**GIVEN REQUEST:** Reproduce every record below exactly as it appears.

**RECORDS FOR THIS TASK:**
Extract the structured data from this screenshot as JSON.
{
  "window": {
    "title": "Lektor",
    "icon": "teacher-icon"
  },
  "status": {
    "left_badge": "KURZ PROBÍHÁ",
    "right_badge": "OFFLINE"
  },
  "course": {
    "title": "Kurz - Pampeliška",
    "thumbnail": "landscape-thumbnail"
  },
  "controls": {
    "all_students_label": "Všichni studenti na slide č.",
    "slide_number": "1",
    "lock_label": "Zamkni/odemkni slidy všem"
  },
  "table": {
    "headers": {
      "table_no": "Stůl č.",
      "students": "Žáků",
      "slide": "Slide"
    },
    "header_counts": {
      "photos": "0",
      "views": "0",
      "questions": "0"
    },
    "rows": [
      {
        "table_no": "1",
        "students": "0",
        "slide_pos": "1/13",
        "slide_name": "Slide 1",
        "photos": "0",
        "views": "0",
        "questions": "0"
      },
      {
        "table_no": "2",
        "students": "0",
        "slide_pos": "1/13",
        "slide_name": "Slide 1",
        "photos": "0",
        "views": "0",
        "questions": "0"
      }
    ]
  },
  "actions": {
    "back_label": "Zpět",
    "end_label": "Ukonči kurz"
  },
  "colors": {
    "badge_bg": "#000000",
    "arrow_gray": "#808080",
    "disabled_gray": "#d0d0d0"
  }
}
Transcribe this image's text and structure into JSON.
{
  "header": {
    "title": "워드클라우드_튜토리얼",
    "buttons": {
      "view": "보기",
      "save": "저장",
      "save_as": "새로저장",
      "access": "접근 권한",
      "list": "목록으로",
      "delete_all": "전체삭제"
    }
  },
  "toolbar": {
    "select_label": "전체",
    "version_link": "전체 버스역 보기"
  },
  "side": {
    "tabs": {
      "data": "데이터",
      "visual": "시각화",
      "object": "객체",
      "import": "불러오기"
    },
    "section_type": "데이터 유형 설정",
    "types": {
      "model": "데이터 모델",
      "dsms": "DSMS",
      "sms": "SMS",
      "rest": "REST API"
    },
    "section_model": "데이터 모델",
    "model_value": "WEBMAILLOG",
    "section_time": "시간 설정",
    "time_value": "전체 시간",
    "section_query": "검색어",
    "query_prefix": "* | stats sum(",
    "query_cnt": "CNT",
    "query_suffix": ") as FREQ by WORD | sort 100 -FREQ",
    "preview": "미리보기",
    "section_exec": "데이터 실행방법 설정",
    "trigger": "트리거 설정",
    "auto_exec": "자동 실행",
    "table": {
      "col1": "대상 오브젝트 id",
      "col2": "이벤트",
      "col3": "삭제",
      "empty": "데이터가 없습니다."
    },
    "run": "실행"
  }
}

**OUTPUT OF THE TASK:**
Extract the structured data from this screenshot as JSON.
{
  "window": {
    "title": "Lektor",
    "icon": "teacher-icon"
  },
  "status": {
    "left_badge": "KURZ PROBÍHÁ",
    "right_badge": "OFFLINE"
  },
  "course": {
    "title": "Kurz - Pampeliška",
    "thumbnail": "landscape-thumbnail"
  },
  "controls": {
    "all_students_label": "Všichni studenti na slide č.",
    "slide_number": "1",
    "lock_label": "Zamkni/odemkni slidy všem"
  },
  "table": {
    "headers": {
      "table_no": "Stůl č.",
      "students": "Žáků",
      "slide": "Slide"
    },
    "header_counts": {
      "photos": "0",
      "views": "0",
      "questions": "0"
    },
    "rows": [
      {
        "table_no": "1",
        "students": "0",
        "slide_pos": "1/13",
        "slide_name": "Slide 1",
        "photos": "0",
        "views": "0",
        "questions": "0"
      },
      {
        "table_no": "2",
        "students": "0",
        "slide_pos": "1/13",
        "slide_name": "Slide 1",
        "photos": "0",
        "views": "0",
        "questions": "0"
      }
    ]
  },
  "actions": {
    "back_label": "Zpět",
    "end_label": "Ukonči kurz"
  },
  "colors": {
    "badge_bg": "#000000",
    "arrow_gray": "#808080",
    "disabled_gray": "#d0d0d0"
  }
}
Transcribe this image's text and structure into JSON.
{
  "header": {
    "title": "워드클라우드_튜토리얼",
    "buttons": {
      "view": "보기",
      "save": "저장",
      "save_as": "새로저장",
      "access": "접근 권한",
      "list": "목록으로",
      "delete_all": "전체삭제"
    }
  },
  "toolbar": {
    "select_label": "전체",
    "version_link": "전체 버스역 보기"
  },
  "side": {
    "tabs": {
      "data": "데이터",
      "visual": "시각화",
      "object": "객체",
      "import": "불러오기"
    },
    "section_type": "데이터 유형 설정",
    "types": {
      "model": "데이터 모델",
      "dsms": "DSMS",
      "sms": "SMS",
      "rest": "REST API"
    },
    "section_model": "데이터 모델",
    "model_value": "WEBMAILLOG",
    "section_time": "시간 설정",
    "time_value": "전체 시간",
    "section_query": "검색어",
    "query_prefix": "* | stats sum(",
    "query_cnt": "CNT",
    "query_suffix": ") as FREQ by WORD | sort 100 -FREQ",
    "preview": "미리보기",
    "section_exec": "데이터 실행방법 설정",
    "trigger": "트리거 설정",
    "auto_exec": "자동 실행",
    "table": {
      "col1": "대상 오브젝트 id",
      "col2": "이벤트",
      "col3": "삭제",
      "empty": "데이터가 없습니다."
    },
    "run": "실행"
  }
}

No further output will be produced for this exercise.